* _PROBLEM STATEMENT_: What follows is a listing; give it again exactly, in its entirety.

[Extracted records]
+--

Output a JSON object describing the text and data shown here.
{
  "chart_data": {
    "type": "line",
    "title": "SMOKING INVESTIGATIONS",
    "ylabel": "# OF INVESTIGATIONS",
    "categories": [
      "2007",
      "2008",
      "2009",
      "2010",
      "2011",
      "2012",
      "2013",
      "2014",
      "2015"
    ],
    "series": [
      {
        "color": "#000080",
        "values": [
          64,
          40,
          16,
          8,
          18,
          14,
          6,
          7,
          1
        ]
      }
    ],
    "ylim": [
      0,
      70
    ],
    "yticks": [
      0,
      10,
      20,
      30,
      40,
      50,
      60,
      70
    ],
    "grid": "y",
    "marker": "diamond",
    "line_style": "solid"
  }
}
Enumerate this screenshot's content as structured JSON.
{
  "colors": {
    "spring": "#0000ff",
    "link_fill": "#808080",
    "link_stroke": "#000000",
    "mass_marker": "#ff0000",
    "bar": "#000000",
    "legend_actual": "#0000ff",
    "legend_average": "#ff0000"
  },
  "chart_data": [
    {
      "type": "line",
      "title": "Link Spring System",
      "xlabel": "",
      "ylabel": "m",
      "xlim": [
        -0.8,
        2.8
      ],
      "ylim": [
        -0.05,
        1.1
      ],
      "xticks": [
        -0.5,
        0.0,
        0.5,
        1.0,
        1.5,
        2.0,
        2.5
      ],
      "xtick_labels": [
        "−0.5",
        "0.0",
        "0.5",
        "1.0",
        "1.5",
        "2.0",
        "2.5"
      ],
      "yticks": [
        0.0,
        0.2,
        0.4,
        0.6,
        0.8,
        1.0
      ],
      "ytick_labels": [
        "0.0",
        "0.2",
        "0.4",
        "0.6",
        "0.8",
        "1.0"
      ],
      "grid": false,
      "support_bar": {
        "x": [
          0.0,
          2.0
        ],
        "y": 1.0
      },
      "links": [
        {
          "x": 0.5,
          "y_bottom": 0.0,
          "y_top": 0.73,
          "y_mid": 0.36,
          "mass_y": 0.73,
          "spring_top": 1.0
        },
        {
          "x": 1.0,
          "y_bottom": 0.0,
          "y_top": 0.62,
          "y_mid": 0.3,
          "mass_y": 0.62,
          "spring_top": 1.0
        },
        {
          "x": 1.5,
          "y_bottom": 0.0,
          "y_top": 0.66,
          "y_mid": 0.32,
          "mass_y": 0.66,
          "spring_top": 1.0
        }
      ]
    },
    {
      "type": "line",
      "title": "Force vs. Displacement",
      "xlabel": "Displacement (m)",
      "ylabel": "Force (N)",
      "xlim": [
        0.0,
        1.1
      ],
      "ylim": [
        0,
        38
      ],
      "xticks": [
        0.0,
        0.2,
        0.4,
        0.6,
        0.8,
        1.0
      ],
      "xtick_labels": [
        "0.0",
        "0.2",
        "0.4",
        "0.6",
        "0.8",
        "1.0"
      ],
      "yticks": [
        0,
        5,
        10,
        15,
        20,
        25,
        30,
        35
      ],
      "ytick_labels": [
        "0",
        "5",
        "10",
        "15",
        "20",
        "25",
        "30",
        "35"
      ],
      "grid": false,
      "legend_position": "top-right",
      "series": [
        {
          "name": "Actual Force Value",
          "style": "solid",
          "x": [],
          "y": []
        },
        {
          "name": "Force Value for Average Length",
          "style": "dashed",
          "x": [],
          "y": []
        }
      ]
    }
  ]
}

+--

* _SOLUTION_:
Output a JSON object describing the text and data shown here.
{
  "chart_data": {
    "type": "line",
    "title": "SMOKING INVESTIGATIONS",
    "ylabel": "# OF INVESTIGATIONS",
    "categories": [
      "2007",
      "2008",
      "2009",
      "2010",
      "2011",
      "2012",
      "2013",
      "2014",
      "2015"
    ],
    "series": [
      {
        "color": "#000080",
        "values": [
          64,
          40,
          16,
          8,
          18,
          14,
          6,
          7,
          1
        ]
      }
    ],
    "ylim": [
      0,
      70
    ],
    "yticks": [
      0,
      10,
      20,
      30,
      40,
      50,
      60,
      70
    ],
    "grid": "y",
    "marker": "diamond",
    "line_style": "solid"
  }
}
Enumerate this screenshot's content as structured JSON.
{
  "colors": {
    "spring": "#0000ff",
    "link_fill": "#808080",
    "link_stroke": "#000000",
    "mass_marker": "#ff0000",
    "bar": "#000000",
    "legend_actual": "#0000ff",
    "legend_average": "#ff0000"
  },
  "chart_data": [
    {
      "type": "line",
      "title": "Link Spring System",
      "xlabel": "",
      "ylabel": "m",
      "xlim": [
        -0.8,
        2.8
      ],
      "ylim": [
        -0.05,
        1.1
      ],
      "xticks": [
        -0.5,
        0.0,
        0.5,
        1.0,
        1.5,
        2.0,
        2.5
      ],
      "xtick_labels": [
        "−0.5",
        "0.0",
        "0.5",
        "1.0",
        "1.5",
        "2.0",
        "2.5"
      ],
      "yticks": [
        0.0,
        0.2,
        0.4,
        0.6,
        0.8,
        1.0
      ],
      "ytick_labels": [
        "0.0",
        "0.2",
        "0.4",
        "0.6",
        "0.8",
        "1.0"
      ],
      "grid": false,
      "support_bar": {
        "x": [
          0.0,
          2.0
        ],
        "y": 1.0
      },
      "links": [
        {
          "x": 0.5,
          "y_bottom": 0.0,
          "y_top": 0.73,
          "y_mid": 0.36,
          "mass_y": 0.73,
          "spring_top": 1.0
        },
        {
          "x": 1.0,
          "y_bottom": 0.0,
          "y_top": 0.62,
          "y_mid": 0.3,
          "mass_y": 0.62,
          "spring_top": 1.0
        },
        {
          "x": 1.5,
          "y_bottom": 0.0,
          "y_top": 0.66,
          "y_mid": 0.32,
          "mass_y": 0.66,
          "spring_top": 1.0
        }
      ]
    },
    {
      "type": "line",
      "title": "Force vs. Displacement",
      "xlabel": "Displacement (m)",
      "ylabel": "Force (N)",
      "xlim": [
        0.0,
        1.1
      ],
      "ylim": [
        0,
        38
      ],
      "xticks": [
        0.0,
        0.2,
        0.4,
        0.6,
        0.8,
        1.0
      ],
      "xtick_labels": [
        "0.0",
        "0.2",
        "0.4",
        "0.6",
        "0.8",
        "1.0"
      ],
      "yticks": [
        0,
        5,
        10,
        15,
        20,
        25,
        30,
        35
      ],
      "ytick_labels": [
        "0",
        "5",
        "10",
        "15",
        "20",
        "25",
        "30",
        "35"
      ],
      "grid": false,
      "legend_position": "top-right",
      "series": [
        {
          "name": "Actual Force Value",
          "style": "solid",
          "x": [],
          "y": []
        },
        {
          "name": "Force Value for Average Length",
          "style": "dashed",
          "x": [],
          "y": []
        }
      ]
    }
  ]
}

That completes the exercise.